Figure data in JSON
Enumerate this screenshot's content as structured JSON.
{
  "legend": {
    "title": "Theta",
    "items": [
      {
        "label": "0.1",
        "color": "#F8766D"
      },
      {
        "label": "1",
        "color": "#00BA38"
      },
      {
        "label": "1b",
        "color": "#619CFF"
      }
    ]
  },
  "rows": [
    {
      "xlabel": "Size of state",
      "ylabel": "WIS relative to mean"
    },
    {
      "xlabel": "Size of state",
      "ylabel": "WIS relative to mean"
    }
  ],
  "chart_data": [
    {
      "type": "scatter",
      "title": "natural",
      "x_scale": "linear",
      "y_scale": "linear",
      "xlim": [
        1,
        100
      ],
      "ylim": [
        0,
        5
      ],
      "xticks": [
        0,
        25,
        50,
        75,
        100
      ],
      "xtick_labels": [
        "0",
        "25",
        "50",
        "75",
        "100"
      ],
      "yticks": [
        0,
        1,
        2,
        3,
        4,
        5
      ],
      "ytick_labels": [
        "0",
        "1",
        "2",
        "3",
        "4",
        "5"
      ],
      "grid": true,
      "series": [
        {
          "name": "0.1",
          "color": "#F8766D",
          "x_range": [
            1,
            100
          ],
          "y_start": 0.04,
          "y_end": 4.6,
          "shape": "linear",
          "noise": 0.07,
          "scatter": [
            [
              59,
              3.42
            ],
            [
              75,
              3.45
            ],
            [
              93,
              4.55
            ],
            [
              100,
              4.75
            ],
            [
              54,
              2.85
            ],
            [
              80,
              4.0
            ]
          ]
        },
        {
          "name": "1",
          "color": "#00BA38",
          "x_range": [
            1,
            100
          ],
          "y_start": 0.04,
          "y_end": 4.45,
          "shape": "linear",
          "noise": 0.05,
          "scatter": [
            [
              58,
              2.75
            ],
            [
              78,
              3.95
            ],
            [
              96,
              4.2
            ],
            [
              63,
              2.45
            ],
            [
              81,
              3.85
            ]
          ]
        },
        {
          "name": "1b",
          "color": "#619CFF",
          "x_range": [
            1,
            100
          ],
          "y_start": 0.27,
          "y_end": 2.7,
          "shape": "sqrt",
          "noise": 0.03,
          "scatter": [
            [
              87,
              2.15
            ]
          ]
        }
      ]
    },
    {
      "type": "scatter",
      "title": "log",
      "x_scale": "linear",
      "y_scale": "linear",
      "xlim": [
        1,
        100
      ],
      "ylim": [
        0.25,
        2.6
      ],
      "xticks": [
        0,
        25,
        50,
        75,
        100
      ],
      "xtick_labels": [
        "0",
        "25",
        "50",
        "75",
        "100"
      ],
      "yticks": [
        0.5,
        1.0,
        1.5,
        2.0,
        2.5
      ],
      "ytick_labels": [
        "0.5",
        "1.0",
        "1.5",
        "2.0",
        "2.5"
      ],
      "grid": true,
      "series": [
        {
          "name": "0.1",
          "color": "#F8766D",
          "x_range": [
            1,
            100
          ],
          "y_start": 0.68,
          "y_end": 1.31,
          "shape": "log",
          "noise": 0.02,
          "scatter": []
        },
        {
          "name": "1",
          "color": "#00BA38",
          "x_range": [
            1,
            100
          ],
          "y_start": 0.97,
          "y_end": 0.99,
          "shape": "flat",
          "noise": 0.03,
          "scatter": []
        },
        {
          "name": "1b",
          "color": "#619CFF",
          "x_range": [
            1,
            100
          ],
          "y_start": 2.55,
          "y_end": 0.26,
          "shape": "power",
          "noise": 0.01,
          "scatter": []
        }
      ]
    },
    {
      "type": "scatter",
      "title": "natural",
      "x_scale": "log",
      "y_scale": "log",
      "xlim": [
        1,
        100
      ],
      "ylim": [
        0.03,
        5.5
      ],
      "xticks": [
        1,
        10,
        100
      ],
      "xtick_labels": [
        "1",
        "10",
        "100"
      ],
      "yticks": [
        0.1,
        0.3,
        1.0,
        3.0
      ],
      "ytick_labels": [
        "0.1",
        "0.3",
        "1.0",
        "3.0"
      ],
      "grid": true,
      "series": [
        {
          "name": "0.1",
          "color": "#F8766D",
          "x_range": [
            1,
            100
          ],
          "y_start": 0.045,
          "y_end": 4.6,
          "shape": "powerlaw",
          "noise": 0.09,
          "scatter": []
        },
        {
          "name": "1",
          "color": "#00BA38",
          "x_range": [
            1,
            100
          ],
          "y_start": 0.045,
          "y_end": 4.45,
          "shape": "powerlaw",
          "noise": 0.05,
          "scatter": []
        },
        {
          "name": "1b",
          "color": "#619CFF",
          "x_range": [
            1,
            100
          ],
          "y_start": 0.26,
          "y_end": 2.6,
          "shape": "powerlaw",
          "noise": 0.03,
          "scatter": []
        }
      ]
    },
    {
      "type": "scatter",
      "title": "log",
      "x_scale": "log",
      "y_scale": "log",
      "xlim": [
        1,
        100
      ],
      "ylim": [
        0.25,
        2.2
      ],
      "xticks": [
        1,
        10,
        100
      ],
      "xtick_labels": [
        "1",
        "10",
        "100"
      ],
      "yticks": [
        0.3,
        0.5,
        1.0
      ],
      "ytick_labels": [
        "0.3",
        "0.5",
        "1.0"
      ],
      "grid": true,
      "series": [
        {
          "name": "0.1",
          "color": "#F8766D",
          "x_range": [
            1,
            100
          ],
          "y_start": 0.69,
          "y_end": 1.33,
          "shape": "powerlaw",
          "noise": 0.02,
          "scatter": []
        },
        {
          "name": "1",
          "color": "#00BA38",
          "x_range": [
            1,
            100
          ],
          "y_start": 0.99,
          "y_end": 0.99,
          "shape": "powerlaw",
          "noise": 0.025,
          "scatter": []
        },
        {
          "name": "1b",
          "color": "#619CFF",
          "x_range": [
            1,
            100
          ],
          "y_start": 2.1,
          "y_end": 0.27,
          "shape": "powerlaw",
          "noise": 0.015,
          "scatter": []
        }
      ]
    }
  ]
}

The task — Quote the material exactly, leaving nothing out.

Result of this exercise —
Enumerate this screenshot's content as structured JSON.
{
  "legend": {
    "title": "Theta",
    "items": [
      {
        "label": "0.1",
        "color": "#F8766D"
      },
      {
        "label": "1",
        "color": "#00BA38"
      },
      {
        "label": "1b",
        "color": "#619CFF"
      }
    ]
  },
  "rows": [
    {
      "xlabel": "Size of state",
      "ylabel": "WIS relative to mean"
    },
    {
      "xlabel": "Size of state",
      "ylabel": "WIS relative to mean"
    }
  ],
  "chart_data": [
    {
      "type": "scatter",
      "title": "natural",
      "x_scale": "linear",
      "y_scale": "linear",
      "xlim": [
        1,
        100
      ],
      "ylim": [
        0,
        5
      ],
      "xticks": [
        0,
        25,
        50,
        75,
        100
      ],
      "xtick_labels": [
        "0",
        "25",
        "50",
        "75",
        "100"
      ],
      "yticks": [
        0,
        1,
        2,
        3,
        4,
        5
      ],
      "ytick_labels": [
        "0",
        "1",
        "2",
        "3",
        "4",
        "5"
      ],
      "grid": true,
      "series": [
        {
          "name": "0.1",
          "color": "#F8766D",
          "x_range": [
            1,
            100
          ],
          "y_start": 0.04,
          "y_end": 4.6,
          "shape": "linear",
          "noise": 0.07,
          "scatter": [
            [
              59,
              3.42
            ],
            [
              75,
              3.45
            ],
            [
              93,
              4.55
            ],
            [
              100,
              4.75
            ],
            [
              54,
              2.85
            ],
            [
              80,
              4.0
            ]
          ]
        },
        {
          "name": "1",
          "color": "#00BA38",
          "x_range": [
            1,
            100
          ],
          "y_start": 0.04,
          "y_end": 4.45,
          "shape": "linear",
          "noise": 0.05,
          "scatter": [
            [
              58,
              2.75
            ],
            [
              78,
              3.95
            ],
            [
              96,
              4.2
            ],
            [
              63,
              2.45
            ],
            [
              81,
              3.85
            ]
          ]
        },
        {
          "name": "1b",
          "color": "#619CFF",
          "x_range": [
            1,
            100
          ],
          "y_start": 0.27,
          "y_end": 2.7,
          "shape": "sqrt",
          "noise": 0.03,
          "scatter": [
            [
              87,
              2.15
            ]
          ]
        }
      ]
    },
    {
      "type": "scatter",
      "title": "log",
      "x_scale": "linear",
      "y_scale": "linear",
      "xlim": [
        1,
        100
      ],
      "ylim": [
        0.25,
        2.6
      ],
      "xticks": [
        0,
        25,
        50,
        75,
        100
      ],
      "xtick_labels": [
        "0",
        "25",
        "50",
        "75",
        "100"
      ],
      "yticks": [
        0.5,
        1.0,
        1.5,
        2.0,
        2.5
      ],
      "ytick_labels": [
        "0.5",
        "1.0",
        "1.5",
        "2.0",
        "2.5"
      ],
      "grid": true,
      "series": [
        {
          "name": "0.1",
          "color": "#F8766D",
          "x_range": [
            1,
            100
          ],
          "y_start": 0.68,
          "y_end": 1.31,
          "shape": "log",
          "noise": 0.02,
          "scatter": []
        },
        {
          "name": "1",
          "color": "#00BA38",
          "x_range": [
            1,
            100
          ],
          "y_start": 0.97,
          "y_end": 0.99,
          "shape": "flat",
          "noise": 0.03,
          "scatter": []
        },
        {
          "name": "1b",
          "color": "#619CFF",
          "x_range": [
            1,
            100
          ],
          "y_start": 2.55,
          "y_end": 0.26,
          "shape": "power",
          "noise": 0.01,
          "scatter": []
        }
      ]
    },
    {
      "type": "scatter",
      "title": "natural",
      "x_scale": "log",
      "y_scale": "log",
      "xlim": [
        1,
        100
      ],
      "ylim": [
        0.03,
        5.5
      ],
      "xticks": [
        1,
        10,
        100
      ],
      "xtick_labels": [
        "1",
        "10",
        "100"
      ],
      "yticks": [
        0.1,
        0.3,
        1.0,
        3.0
      ],
      "ytick_labels": [
        "0.1",
        "0.3",
        "1.0",
        "3.0"
      ],
      "grid": true,
      "series": [
        {
          "name": "0.1",
          "color": "#F8766D",
          "x_range": [
            1,
            100
          ],
          "y_start": 0.045,
          "y_end": 4.6,
          "shape": "powerlaw",
          "noise": 0.09,
          "scatter": []
        },
        {
          "name": "1",
          "color": "#00BA38",
          "x_range": [
            1,
            100
          ],
          "y_start": 0.045,
          "y_end": 4.45,
          "shape": "powerlaw",
          "noise": 0.05,
          "scatter": []
        },
        {
          "name": "1b",
          "color": "#619CFF",
          "x_range": [
            1,
            100
          ],
          "y_start": 0.26,
          "y_end": 2.6,
          "shape": "powerlaw",
          "noise": 0.03,
          "scatter": []
        }
      ]
    },
    {
      "type": "scatter",
      "title": "log",
      "x_scale": "log",
      "y_scale": "log",
      "xlim": [
        1,
        100
      ],
      "ylim": [
        0.25,
        2.2
      ],
      "xticks": [
        1,
        10,
        100
      ],
      "xtick_labels": [
        "1",
        "10",
        "100"
      ],
      "yticks": [
        0.3,
        0.5,
        1.0
      ],
      "ytick_labels": [
        "0.3",
        "0.5",
        "1.0"
      ],
      "grid": true,
      "series": [
        {
          "name": "0.1",
          "color": "#F8766D",
          "x_range": [
            1,
            100
          ],
          "y_start": 0.69,
          "y_end": 1.33,
          "shape": "powerlaw",
          "noise": 0.02,
          "scatter": []
        },
        {
          "name": "1",
          "color": "#00BA38",
          "x_range": [
            1,
            100
          ],
          "y_start": 0.99,
          "y_end": 0.99,
          "shape": "powerlaw",
          "noise": 0.025,
          "scatter": []
        },
        {
          "name": "1b",
          "color": "#619CFF",
          "x_range": [
            1,
            100
          ],
          "y_start": 2.1,
          "y_end": 0.27,
          "shape": "powerlaw",
          "noise": 0.015,
          "scatter": []
        }
      ]
    }
  ]
}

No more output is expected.